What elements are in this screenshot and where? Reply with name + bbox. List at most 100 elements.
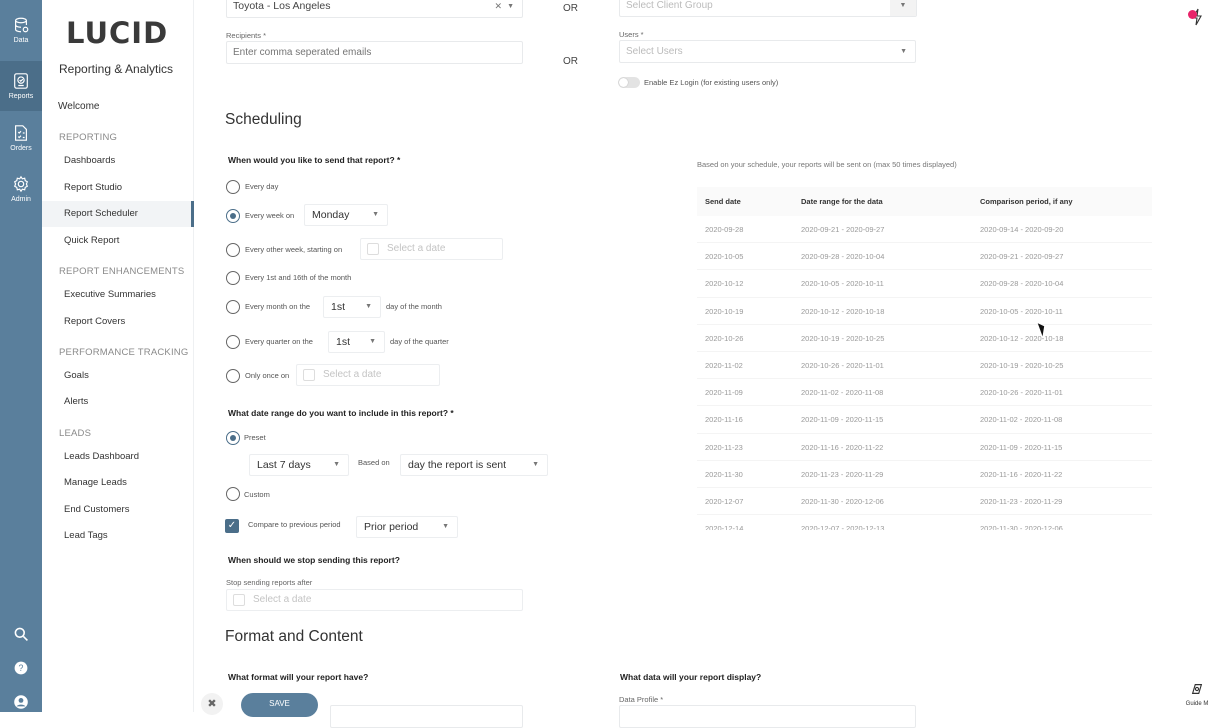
ez-login-toggle[interactable] [618, 77, 640, 88]
help-button[interactable]: ? [0, 660, 42, 676]
every-other-week-date-input[interactable]: Select a date [360, 238, 503, 260]
client-select[interactable]: Toyota - Los Angeles ✕ ▼ [226, 0, 523, 18]
sidebar-item-report-covers[interactable]: Report Covers [42, 309, 194, 335]
compare-period-value: Prior period [364, 521, 419, 533]
schedule-note: Based on your schedule, your reports wil… [697, 160, 957, 169]
custom-label: Custom [244, 490, 270, 499]
table-row: 2020-11-09 2020-11-02 - 2020-11-08 2020-10… [697, 379, 1152, 407]
sidebar-item-lead-tags[interactable]: Lead Tags [42, 523, 194, 549]
rail-item-reports[interactable]: Reports [0, 61, 42, 111]
cell-comparison: 2020-09-14 - 2020-09-20 [980, 225, 1064, 234]
radio-every-day[interactable] [226, 180, 240, 194]
cell-date-range: 2020-10-05 - 2020-10-11 [801, 279, 884, 289]
compare-period-select[interactable]: Prior period ▼ [356, 516, 458, 538]
preset-range-value: Last 7 days [257, 459, 311, 471]
section-reporting: REPORTING [59, 132, 118, 143]
sidebar-item-report-scheduler[interactable]: Report Scheduler [42, 201, 194, 227]
user-icon [14, 695, 28, 709]
table-row: 2020-10-26 2020-10-19 - 2020-10-25 2020-10… [697, 325, 1152, 352]
calendar-icon [233, 594, 245, 606]
cell-comparison: 2020-11-30 - 2020-12-06 [980, 524, 1063, 530]
chevron-down-icon: ▼ [507, 3, 514, 10]
section-performance-tracking: PERFORMANCE TRACKING [59, 347, 189, 358]
preset-range-select[interactable]: Last 7 days ▼ [249, 454, 349, 476]
only-once-date-input[interactable]: Select a date [296, 364, 440, 386]
radio-custom[interactable] [226, 487, 240, 501]
recipients-input[interactable] [226, 41, 523, 64]
lucid-logo: LUCID [66, 16, 169, 50]
cell-comparison: 2020-11-09 - 2020-11-15 [980, 442, 1063, 452]
table-row: 2020-11-02 2020-10-26 - 2020-11-01 2020-10… [697, 352, 1152, 380]
guide-me-button[interactable]: Guide M [1182, 682, 1212, 707]
cell-send-date: 2020-11-23 [705, 442, 743, 452]
sidebar-item-welcome[interactable]: Welcome [58, 101, 100, 112]
cell-send-date: 2020-12-14 [705, 524, 744, 530]
when-question: When would you like to send that report?… [228, 155, 401, 165]
date-placeholder: Select a date [387, 243, 446, 254]
user-button[interactable] [0, 694, 42, 710]
client-value: Toyota - Los Angeles [233, 0, 331, 12]
main-content: Toyota - Los Angeles ✕ ▼ OR Select Clien… [195, 0, 1214, 728]
cell-send-date: 2020-09-28 [705, 225, 744, 234]
weekday-select[interactable]: Monday ▼ [304, 204, 388, 226]
sidebar-item-executive-summaries[interactable]: Executive Summaries [42, 282, 194, 308]
sidebar-item-leads-dashboard[interactable]: Leads Dashboard [42, 444, 194, 470]
radio-preset[interactable] [226, 431, 240, 445]
cell-date-range: 2020-11-09 - 2020-11-15 [801, 415, 884, 425]
cell-send-date: 2020-10-05 [705, 252, 744, 262]
client-group-placeholder: Select Client Group [626, 0, 713, 11]
sidebar-item-goals[interactable]: Goals [42, 363, 194, 389]
data-profile-select[interactable] [619, 705, 916, 728]
help-icon: ? [14, 661, 28, 675]
rail-item-admin[interactable]: Admin [0, 164, 42, 214]
client-group-select[interactable]: Select Client Group ▼ [619, 0, 917, 17]
compass-icon [1191, 684, 1203, 694]
search-button[interactable] [0, 626, 42, 642]
clear-icon[interactable]: ✕ [494, 0, 502, 17]
notification-button[interactable] [1188, 8, 1202, 31]
radio-every-other-week[interactable] [226, 243, 240, 257]
format-question: What format will your report have? [228, 672, 369, 682]
search-icon [14, 627, 28, 641]
app-subtitle: Reporting & Analytics [59, 62, 174, 76]
chevron-down-icon: ▼ [369, 338, 376, 345]
month-day-select[interactable]: 1st ▼ [323, 296, 381, 318]
table-row: 2020-09-28 2020-09-21 - 2020-09-27 2020-09… [697, 216, 1152, 244]
compare-checkbox[interactable]: ✓ [225, 519, 239, 533]
radio-every-month[interactable] [226, 300, 240, 314]
users-select[interactable]: Select Users ▼ [619, 40, 916, 63]
radio-only-once[interactable] [226, 369, 240, 383]
cell-date-range: 2020-11-02 - 2020-11-08 [801, 388, 884, 398]
users-label: Users * [619, 30, 644, 39]
sidebar-item-report-studio[interactable]: Report Studio [42, 175, 194, 201]
rail-item-orders[interactable]: Orders [0, 113, 42, 163]
sidebar-item-manage-leads[interactable]: Manage Leads [42, 470, 194, 496]
based-on-select[interactable]: day the report is sent ▼ [400, 454, 548, 476]
chevron-down-icon: ▼ [890, 0, 916, 16]
compare-label: Compare to previous period [248, 520, 341, 529]
save-button[interactable]: SAVE [241, 693, 318, 717]
radio-1st-16th[interactable] [226, 271, 240, 285]
table-body: 2020-09-28 2020-09-21 - 2020-09-27 2020-09… [697, 216, 1152, 530]
every-month-label: Every month on the [245, 302, 311, 311]
radio-every-quarter[interactable] [226, 335, 240, 349]
rail-item-data[interactable]: Data [0, 5, 42, 55]
cell-date-range: 2020-11-23 - 2020-11-29 [801, 469, 884, 479]
radio-every-week[interactable] [226, 209, 240, 223]
preset-label: Preset [244, 433, 266, 442]
stop-date-input[interactable]: Select a date [226, 589, 523, 611]
sidebar-item-quick-report[interactable]: Quick Report [42, 228, 194, 254]
quarter-day-select[interactable]: 1st ▼ [328, 331, 385, 353]
sidebar-item-dashboards[interactable]: Dashboards [42, 148, 194, 174]
report-icon [14, 73, 28, 89]
table-row: 2020-11-23 2020-11-16 - 2020-11-22 2020-11… [697, 434, 1152, 461]
or-label: OR [563, 56, 578, 67]
cell-send-date: 2020-11-02 [705, 360, 743, 370]
sidebar-item-end-customers[interactable]: End Customers [42, 497, 194, 523]
header-date-range: Date range for the data [801, 197, 883, 206]
rail-item-label: Data [13, 37, 29, 44]
month-day-value: 1st [331, 301, 346, 313]
sidebar-item-alerts[interactable]: Alerts [42, 389, 194, 415]
format-select[interactable] [330, 705, 523, 728]
guide-me-label: Guide M [1185, 701, 1209, 707]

### CHALLENGE
Copy every row above word for word, but leave out the pictures.

### REPLY TO THE TASK
What elements are in this screenshot and where? Reply with name + bbox. List at most 100 elements.
ez-login-toggle[interactable] [618, 77, 640, 88]
help-button[interactable]: ? [0, 660, 42, 676]
every-other-week-date-input[interactable]: Select a date [360, 238, 503, 260]
client-select[interactable]: Toyota - Los Angeles ✕ ▼ [226, 0, 523, 18]
sidebar-item-report-covers[interactable]: Report Covers [42, 309, 194, 335]
compare-period-value: Prior period [364, 521, 419, 533]
schedule-note: Based on your schedule, your reports wil… [697, 160, 957, 169]
custom-label: Custom [244, 490, 270, 499]
table-row: 2020-11-09 2020-11-02 - 2020-11-08 2020-10… [697, 379, 1152, 407]
sidebar-item-lead-tags[interactable]: Lead Tags [42, 523, 194, 549]
rail-item-reports[interactable]: Reports [0, 61, 42, 111]
cell-comparison: 2020-09-14 - 2020-09-20 [980, 225, 1064, 234]
radio-every-day[interactable] [226, 180, 240, 194]
cell-date-range: 2020-10-05 - 2020-10-11 [801, 279, 884, 289]
compare-period-select[interactable]: Prior period ▼ [356, 516, 458, 538]
preset-range-value: Last 7 days [257, 459, 311, 471]
section-reporting: REPORTING [59, 132, 118, 143]
sidebar-item-report-scheduler[interactable]: Report Scheduler [42, 201, 194, 227]
user-icon [14, 695, 28, 709]
table-row: 2020-10-26 2020-10-19 - 2020-10-25 2020-10… [697, 325, 1152, 352]
calendar-icon [233, 594, 245, 606]
cell-comparison: 2020-11-30 - 2020-12-06 [980, 524, 1063, 530]
chevron-down-icon: ▼ [507, 3, 514, 10]
section-performance-tracking: PERFORMANCE TRACKING [59, 347, 189, 358]
preset-range-select[interactable]: Last 7 days ▼ [249, 454, 349, 476]
only-once-date-input[interactable]: Select a date [296, 364, 440, 386]
radio-custom[interactable] [226, 487, 240, 501]
recipients-input[interactable] [226, 41, 523, 64]
lucid-logo: LUCID [66, 16, 169, 50]
cell-comparison: 2020-11-09 - 2020-11-15 [980, 442, 1063, 452]
table-row: 2020-11-02 2020-10-26 - 2020-11-01 2020-10… [697, 352, 1152, 380]
guide-me-button[interactable]: Guide M [1182, 682, 1212, 707]
cell-send-date: 2020-11-23 [705, 442, 743, 452]
sidebar-item-welcome[interactable]: Welcome [58, 101, 100, 112]
cell-send-date: 2020-12-14 [705, 524, 744, 530]
when-question: When would you like to send that report?… [228, 155, 401, 165]
date-placeholder: Select a date [387, 243, 446, 254]
user-button[interactable] [0, 694, 42, 710]
client-value: Toyota - Los Angeles [233, 0, 331, 12]
main-content: Toyota - Los Angeles ✕ ▼ OR Select Clien… [195, 0, 1214, 728]
cell-send-date: 2020-09-28 [705, 225, 744, 234]
weekday-select[interactable]: Monday ▼ [304, 204, 388, 226]
sidebar-item-executive-summaries[interactable]: Executive Summaries [42, 282, 194, 308]
sidebar-item-leads-dashboard[interactable]: Leads Dashboard [42, 444, 194, 470]
radio-preset[interactable] [226, 431, 240, 445]
cell-date-range: 2020-11-09 - 2020-11-15 [801, 415, 884, 425]
cell-send-date: 2020-10-05 [705, 252, 744, 262]
client-group-placeholder: Select Client Group [626, 0, 713, 11]
sidebar-item-goals[interactable]: Goals [42, 363, 194, 389]
data-profile-select[interactable] [619, 705, 916, 728]
help-icon: ? [14, 661, 28, 675]
rail-item-admin[interactable]: Admin [0, 164, 42, 214]
client-group-select[interactable]: Select Client Group ▼ [619, 0, 917, 17]
compass-icon [1191, 684, 1203, 694]
search-button[interactable] [0, 626, 42, 642]
clear-icon[interactable]: ✕ [494, 0, 502, 17]
notification-button[interactable] [1188, 8, 1202, 31]
radio-every-other-week[interactable] [226, 243, 240, 257]
format-question: What format will your report have? [228, 672, 369, 682]
search-icon [14, 627, 28, 641]
app-subtitle: Reporting & Analytics [59, 62, 174, 76]
chevron-down-icon: ▼ [369, 338, 376, 345]
month-day-select[interactable]: 1st ▼ [323, 296, 381, 318]
table-row: 2020-09-28 2020-09-21 - 2020-09-27 2020-09… [697, 216, 1152, 244]
compare-checkbox[interactable]: ✓ [225, 519, 239, 533]
radio-every-month[interactable] [226, 300, 240, 314]
users-select[interactable]: Select Users ▼ [619, 40, 916, 63]
radio-only-once[interactable] [226, 369, 240, 383]
cell-date-range: 2020-11-02 - 2020-11-08 [801, 388, 884, 398]
users-label: Users * [619, 30, 644, 39]
sidebar-item-report-studio[interactable]: Report Studio [42, 175, 194, 201]
rail-item-orders[interactable]: Orders [0, 113, 42, 163]
sidebar-item-manage-leads[interactable]: Manage Leads [42, 470, 194, 496]
based-on-select[interactable]: day the report is sent ▼ [400, 454, 548, 476]
chevron-down-icon: ▼ [890, 0, 916, 16]
compare-label: Compare to previous period [248, 520, 341, 529]
save-button[interactable]: SAVE [241, 693, 318, 717]
radio-1st-16th[interactable] [226, 271, 240, 285]
table-body: 2020-09-28 2020-09-21 - 2020-09-27 2020-09… [697, 216, 1152, 530]
every-month-label: Every month on the [245, 302, 311, 311]
radio-every-quarter[interactable] [226, 335, 240, 349]
rail-item-data[interactable]: Data [0, 5, 42, 55]
cell-date-range: 2020-11-23 - 2020-11-29 [801, 469, 884, 479]
radio-every-week[interactable] [226, 209, 240, 223]
preset-label: Preset [244, 433, 266, 442]
stop-date-input[interactable]: Select a date [226, 589, 523, 611]
sidebar-item-quick-report[interactable]: Quick Report [42, 228, 194, 254]
quarter-day-select[interactable]: 1st ▼ [328, 331, 385, 353]
sidebar-item-dashboards[interactable]: Dashboards [42, 148, 194, 174]
report-icon [14, 73, 28, 89]
table-row: 2020-11-23 2020-11-16 - 2020-11-22 2020-11… [697, 434, 1152, 461]
or-label: OR [563, 56, 578, 67]
cell-send-date: 2020-11-02 [705, 360, 743, 370]
sidebar-item-end-customers[interactable]: End Customers [42, 497, 194, 523]
header-date-range: Date range for the data [801, 197, 883, 206]
rail-item-label: Data [13, 37, 29, 44]
month-day-value: 1st [331, 301, 346, 313]
sidebar-item-alerts[interactable]: Alerts [42, 389, 194, 415]
format-select[interactable] [330, 705, 523, 728]
guide-me-label: Guide M [1185, 701, 1209, 707]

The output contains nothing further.